*AIM OF THE TASK:* Copy out every record below exactly as written, but leave out any pictures.

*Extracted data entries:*
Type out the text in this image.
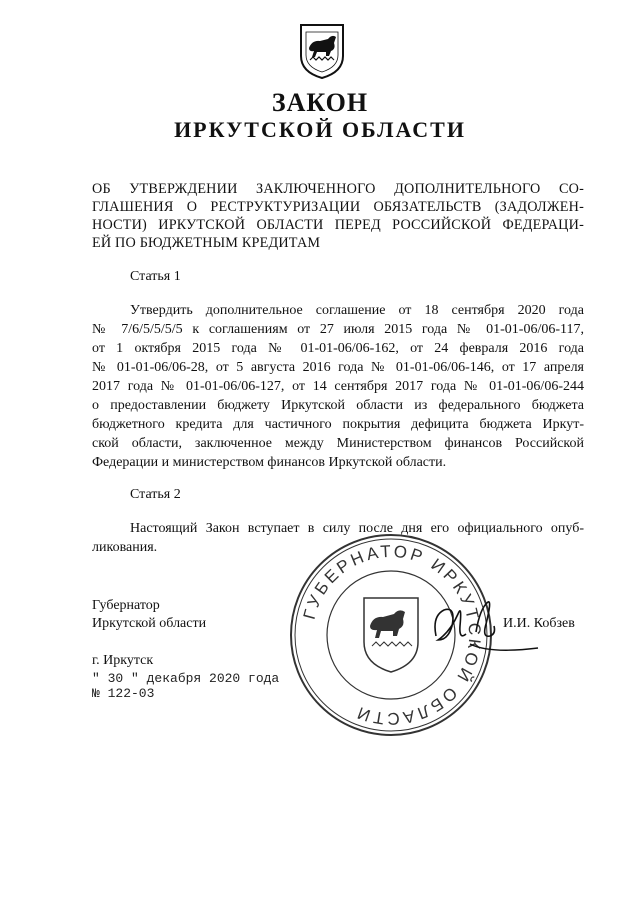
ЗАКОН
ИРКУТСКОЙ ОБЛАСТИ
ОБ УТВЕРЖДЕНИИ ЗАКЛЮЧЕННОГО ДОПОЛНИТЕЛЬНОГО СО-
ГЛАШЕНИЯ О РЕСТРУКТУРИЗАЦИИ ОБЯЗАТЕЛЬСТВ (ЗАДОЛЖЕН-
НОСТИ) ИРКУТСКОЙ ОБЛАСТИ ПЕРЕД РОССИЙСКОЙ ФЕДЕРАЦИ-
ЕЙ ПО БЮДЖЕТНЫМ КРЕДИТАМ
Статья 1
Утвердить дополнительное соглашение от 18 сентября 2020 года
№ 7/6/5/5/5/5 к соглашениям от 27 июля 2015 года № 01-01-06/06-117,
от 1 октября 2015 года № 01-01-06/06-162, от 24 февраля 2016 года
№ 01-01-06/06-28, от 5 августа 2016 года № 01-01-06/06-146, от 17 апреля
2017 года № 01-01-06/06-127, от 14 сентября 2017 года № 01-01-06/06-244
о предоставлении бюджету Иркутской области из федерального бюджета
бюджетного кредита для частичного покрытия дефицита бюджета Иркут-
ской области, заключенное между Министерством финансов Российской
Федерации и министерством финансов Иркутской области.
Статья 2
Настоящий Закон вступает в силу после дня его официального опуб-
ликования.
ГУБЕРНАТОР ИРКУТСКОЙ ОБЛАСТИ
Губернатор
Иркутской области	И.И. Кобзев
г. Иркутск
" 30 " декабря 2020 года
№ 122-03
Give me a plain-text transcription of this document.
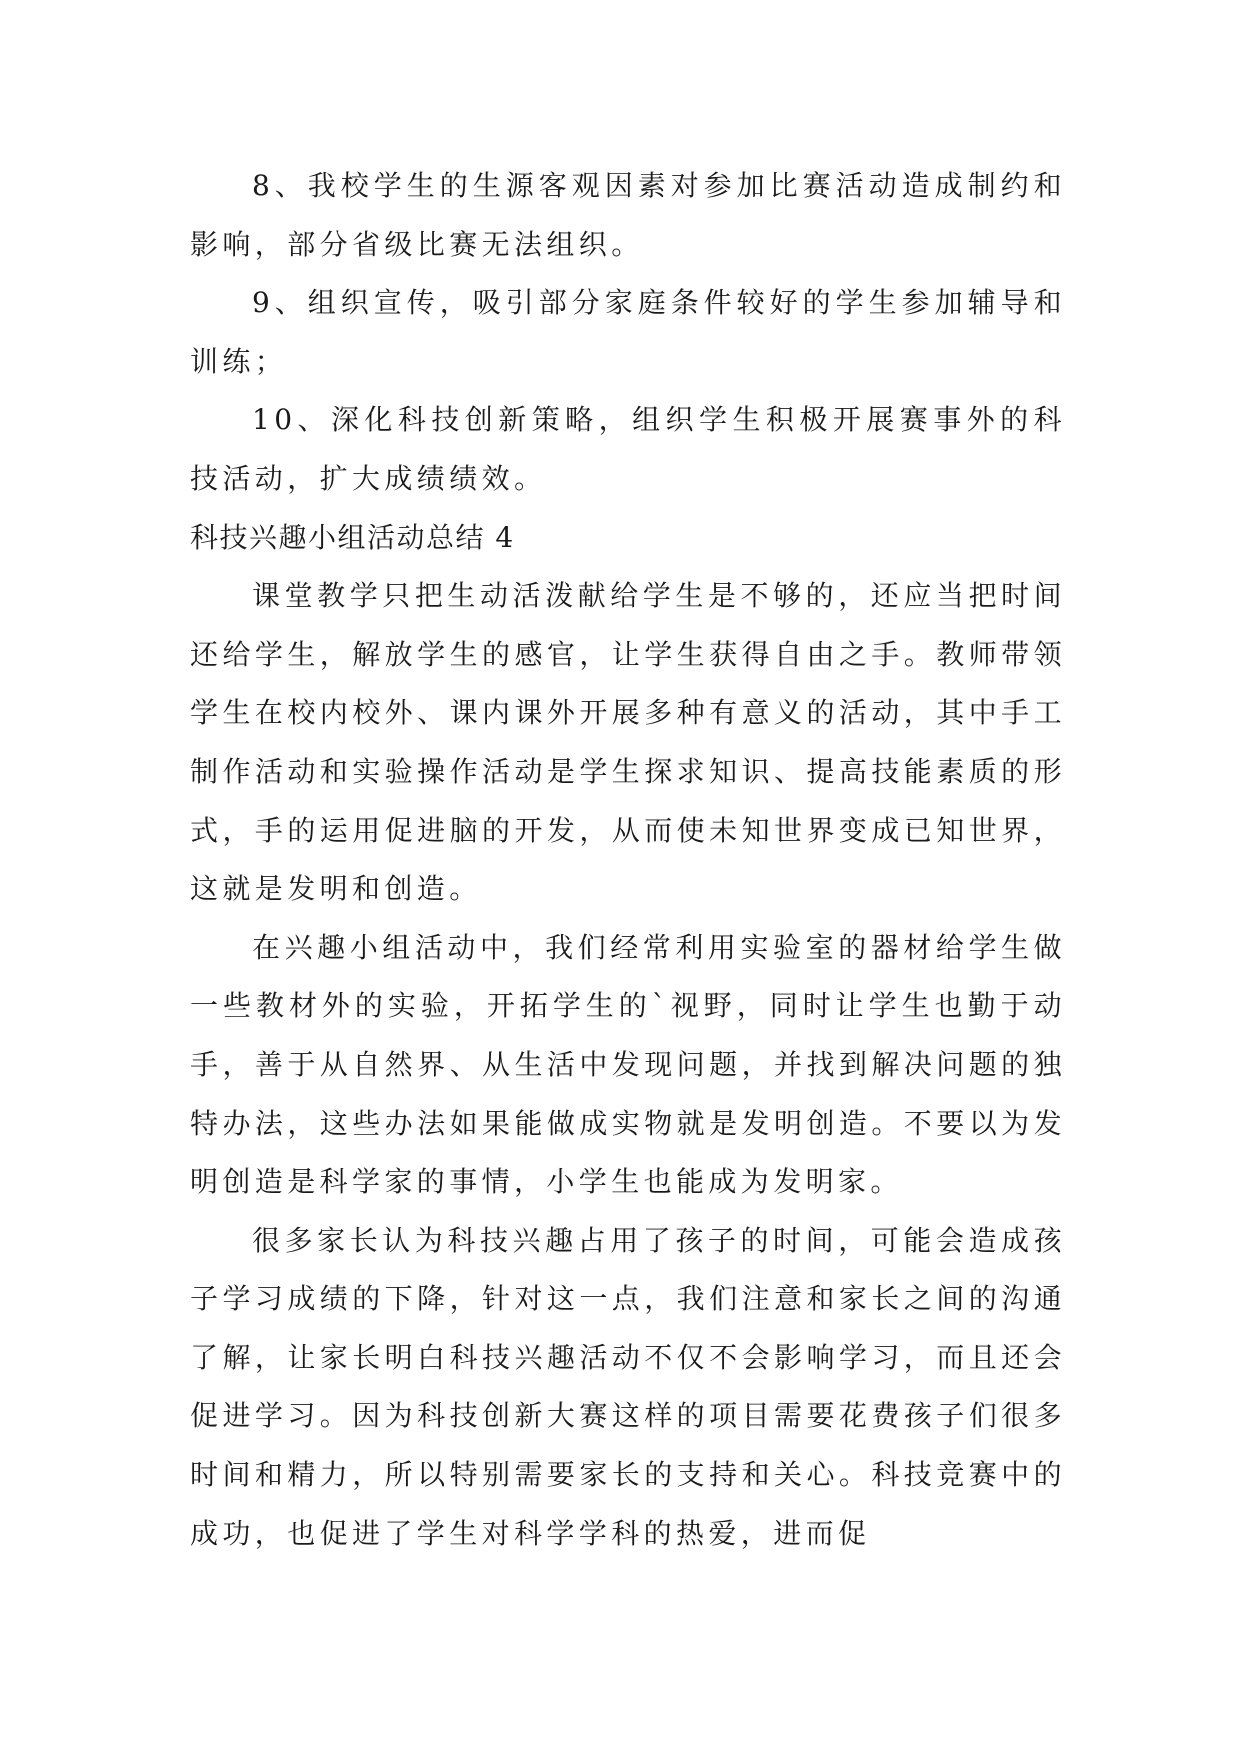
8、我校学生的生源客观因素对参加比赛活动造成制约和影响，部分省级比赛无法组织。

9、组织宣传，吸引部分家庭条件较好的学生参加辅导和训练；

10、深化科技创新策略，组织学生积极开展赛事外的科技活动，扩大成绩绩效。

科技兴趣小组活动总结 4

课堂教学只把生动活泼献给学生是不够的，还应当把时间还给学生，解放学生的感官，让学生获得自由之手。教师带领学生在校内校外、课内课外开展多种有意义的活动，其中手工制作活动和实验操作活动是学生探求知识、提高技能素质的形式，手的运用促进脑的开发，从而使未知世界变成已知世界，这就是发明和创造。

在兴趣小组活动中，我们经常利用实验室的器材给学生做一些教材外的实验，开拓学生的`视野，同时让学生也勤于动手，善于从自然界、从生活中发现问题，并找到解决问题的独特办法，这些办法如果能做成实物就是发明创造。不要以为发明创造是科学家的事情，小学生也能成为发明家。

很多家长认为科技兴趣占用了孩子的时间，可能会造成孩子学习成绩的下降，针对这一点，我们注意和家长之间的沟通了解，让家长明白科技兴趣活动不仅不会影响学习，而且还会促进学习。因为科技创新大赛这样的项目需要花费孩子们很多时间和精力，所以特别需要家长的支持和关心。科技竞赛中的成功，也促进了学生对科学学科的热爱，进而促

*FINISHED ANSWER:*
Type out the text in this image.
ЗАКОН
ИРКУТСКОЙ ОБЛАСТИ
ОБ УТВЕРЖДЕНИИ ЗАКЛЮЧЕННОГО ДОПОЛНИТЕЛЬНОГО СО-
ГЛАШЕНИЯ О РЕСТРУКТУРИЗАЦИИ ОБЯЗАТЕЛЬСТВ (ЗАДОЛЖЕН-
НОСТИ) ИРКУТСКОЙ ОБЛАСТИ ПЕРЕД РОССИЙСКОЙ ФЕДЕРАЦИ-
ЕЙ ПО БЮДЖЕТНЫМ КРЕДИТАМ
Статья 1
Утвердить дополнительное соглашение от 18 сентября 2020 года
№ 7/6/5/5/5/5 к соглашениям от 27 июля 2015 года № 01-01-06/06-117,
от 1 октября 2015 года № 01-01-06/06-162, от 24 февраля 2016 года
№ 01-01-06/06-28, от 5 августа 2016 года № 01-01-06/06-146, от 17 апреля
2017 года № 01-01-06/06-127, от 14 сентября 2017 года № 01-01-06/06-244
о предоставлении бюджету Иркутской области из федерального бюджета
бюджетного кредита для частичного покрытия дефицита бюджета Иркут-
ской области, заключенное между Министерством финансов Российской
Федерации и министерством финансов Иркутской области.
Статья 2
Настоящий Закон вступает в силу после дня его официального опуб-
ликования.
ГУБЕРНАТОР ИРКУТСКОЙ ОБЛАСТИ
Губернатор
Иркутской области	И.И. Кобзев
г. Иркутск
" 30 " декабря 2020 года
№ 122-03
Give me a plain-text transcription of this document.
8、我校学生的生源客观因素对参加比赛活动造成制约和影响，部分省级比赛无法组织。

9、组织宣传，吸引部分家庭条件较好的学生参加辅导和训练；

10、深化科技创新策略，组织学生积极开展赛事外的科技活动，扩大成绩绩效。

科技兴趣小组活动总结 4

课堂教学只把生动活泼献给学生是不够的，还应当把时间还给学生，解放学生的感官，让学生获得自由之手。教师带领学生在校内校外、课内课外开展多种有意义的活动，其中手工制作活动和实验操作活动是学生探求知识、提高技能素质的形式，手的运用促进脑的开发，从而使未知世界变成已知世界，这就是发明和创造。

在兴趣小组活动中，我们经常利用实验室的器材给学生做一些教材外的实验，开拓学生的`视野，同时让学生也勤于动手，善于从自然界、从生活中发现问题，并找到解决问题的独特办法，这些办法如果能做成实物就是发明创造。不要以为发明创造是科学家的事情，小学生也能成为发明家。

很多家长认为科技兴趣占用了孩子的时间，可能会造成孩子学习成绩的下降，针对这一点，我们注意和家长之间的沟通了解，让家长明白科技兴趣活动不仅不会影响学习，而且还会促进学习。因为科技创新大赛这样的项目需要花费孩子们很多时间和精力，所以特别需要家长的支持和关心。科技竞赛中的成功，也促进了学生对科学学科的热爱，进而促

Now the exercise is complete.